- **SHORT PROBLEM**
Every record below should be written out exactly; pictures stay out.

[Collection entries]
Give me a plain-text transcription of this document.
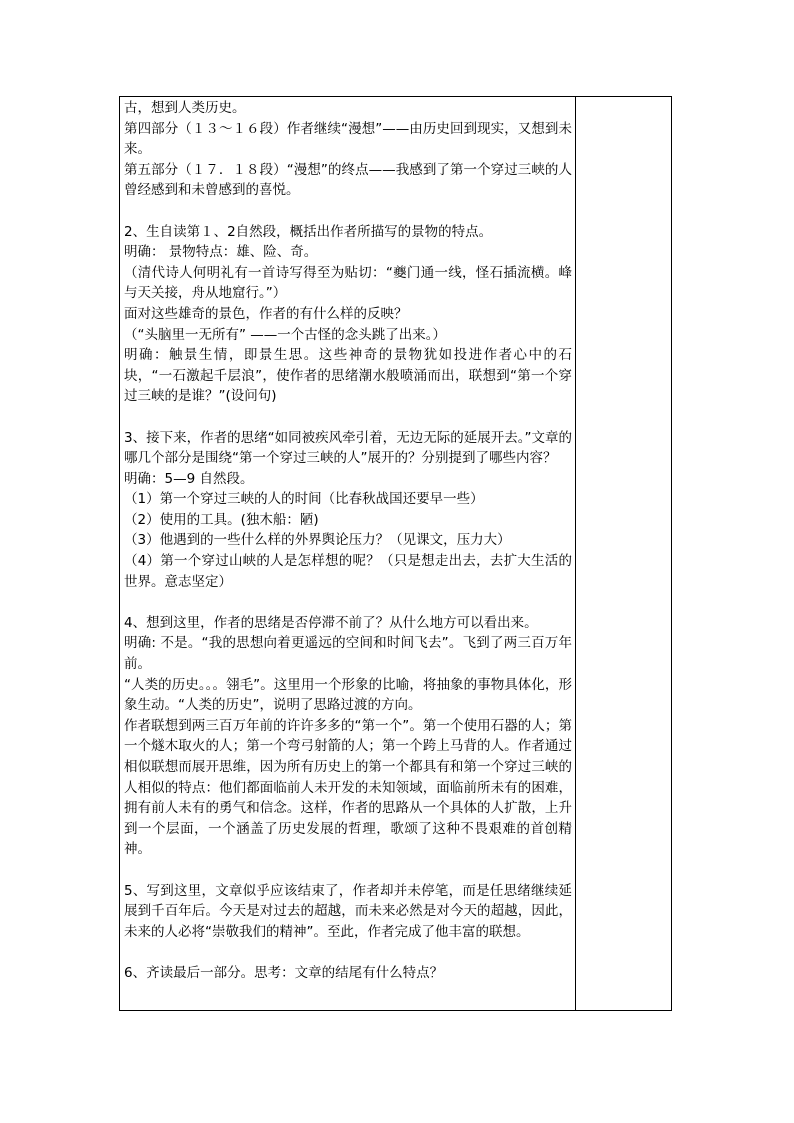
古，想到人类历史。

第四部分（１３～１６段）作者继续“漫想”——由历史回到现实，又想到未来。

第五部分（１７．１８段）“漫想”的终点——我感到了第一个穿过三峡的人曾经感到和未曾感到的喜悦。

2、生自读第１、2自然段，概括出作者所描写的景物的特点。

明确： 景物特点：雄、险、奇。

（清代诗人何明礼有一首诗写得至为贴切：“夔门通一线，怪石插流横。峰与天关接，舟从地窟行。”）

面对这些雄奇的景色，作者的有什么样的反映？

（“头脑里一无所有” ——一个古怪的念头跳了出来。）

明确：触景生情，即景生思。这些神奇的景物犹如投进作者心中的石块，“一石激起千层浪”，使作者的思绪潮水般喷涌而出，联想到“第一个穿过三峡的是谁？”(设问句)

3、接下来，作者的思绪“如同被疾风牵引着，无边无际的延展开去。”文章的哪几个部分是围绕“第一个穿过三峡的人”展开的？分别提到了哪些内容？

明确：5—9 自然段。

（1）第一个穿过三峡的人的时间（比春秋战国还要早一些）

（2）使用的工具。(独木船：陋)

（3）他遇到的一些什么样的外界舆论压力？（见课文，压力大）

（4）第一个穿过山峡的人是怎样想的呢？（只是想走出去，去扩大生活的世界。意志坚定）

4、想到这里，作者的思绪是否停滞不前了？从什么地方可以看出来。

明确: 不是。“我的思想向着更遥远的空间和时间飞去”。飞到了两三百万年前。

“人类的历史。。。翎毛”。这里用一个形象的比喻，将抽象的事物具体化，形象生动。“人类的历史”，说明了思路过渡的方向。

作者联想到两三百万年前的许许多多的“第一个”。第一个使用石器的人；第一个燧木取火的人；第一个弯弓射箭的人；第一个跨上马背的人。作者通过相似联想而展开思维，因为所有历史上的第一个都具有和第一个穿过三峡的人相似的特点：他们都面临前人未开发的未知领域，面临前所未有的困难，拥有前人未有的勇气和信念。这样，作者的思路从一个具体的人扩散，上升到一个层面，一个涵盖了历史发展的哲理，歌颂了这种不畏艰难的首创精神。

5、写到这里，文章似乎应该结束了，作者却并未停笔，而是任思绪继续延展到千百年后。今天是对过去的超越，而未来必然是对今天的超越，因此，未来的人必将“崇敬我们的精神”。至此，作者完成了他丰富的联想。

6、齐读最后一部分。思考：文章的结尾有什么特点？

- **THE RESULT**
Give me a plain-text transcription of this document.
古，想到人类历史。

第四部分（１３～１６段）作者继续“漫想”——由历史回到现实，又想到未来。

第五部分（１７．１８段）“漫想”的终点——我感到了第一个穿过三峡的人曾经感到和未曾感到的喜悦。

2、生自读第１、2自然段，概括出作者所描写的景物的特点。

明确： 景物特点：雄、险、奇。

（清代诗人何明礼有一首诗写得至为贴切：“夔门通一线，怪石插流横。峰与天关接，舟从地窟行。”）

面对这些雄奇的景色，作者的有什么样的反映？

（“头脑里一无所有” ——一个古怪的念头跳了出来。）

明确：触景生情，即景生思。这些神奇的景物犹如投进作者心中的石块，“一石激起千层浪”，使作者的思绪潮水般喷涌而出，联想到“第一个穿过三峡的是谁？”(设问句)

3、接下来，作者的思绪“如同被疾风牵引着，无边无际的延展开去。”文章的哪几个部分是围绕“第一个穿过三峡的人”展开的？分别提到了哪些内容？

明确：5—9 自然段。

（1）第一个穿过三峡的人的时间（比春秋战国还要早一些）

（2）使用的工具。(独木船：陋)

（3）他遇到的一些什么样的外界舆论压力？（见课文，压力大）

（4）第一个穿过山峡的人是怎样想的呢？（只是想走出去，去扩大生活的世界。意志坚定）

4、想到这里，作者的思绪是否停滞不前了？从什么地方可以看出来。

明确: 不是。“我的思想向着更遥远的空间和时间飞去”。飞到了两三百万年前。

“人类的历史。。。翎毛”。这里用一个形象的比喻，将抽象的事物具体化，形象生动。“人类的历史”，说明了思路过渡的方向。

作者联想到两三百万年前的许许多多的“第一个”。第一个使用石器的人；第一个燧木取火的人；第一个弯弓射箭的人；第一个跨上马背的人。作者通过相似联想而展开思维，因为所有历史上的第一个都具有和第一个穿过三峡的人相似的特点：他们都面临前人未开发的未知领域，面临前所未有的困难，拥有前人未有的勇气和信念。这样，作者的思路从一个具体的人扩散，上升到一个层面，一个涵盖了历史发展的哲理，歌颂了这种不畏艰难的首创精神。

5、写到这里，文章似乎应该结束了，作者却并未停笔，而是任思绪继续延展到千百年后。今天是对过去的超越，而未来必然是对今天的超越，因此，未来的人必将“崇敬我们的精神”。至此，作者完成了他丰富的联想。

6、齐读最后一部分。思考：文章的结尾有什么特点？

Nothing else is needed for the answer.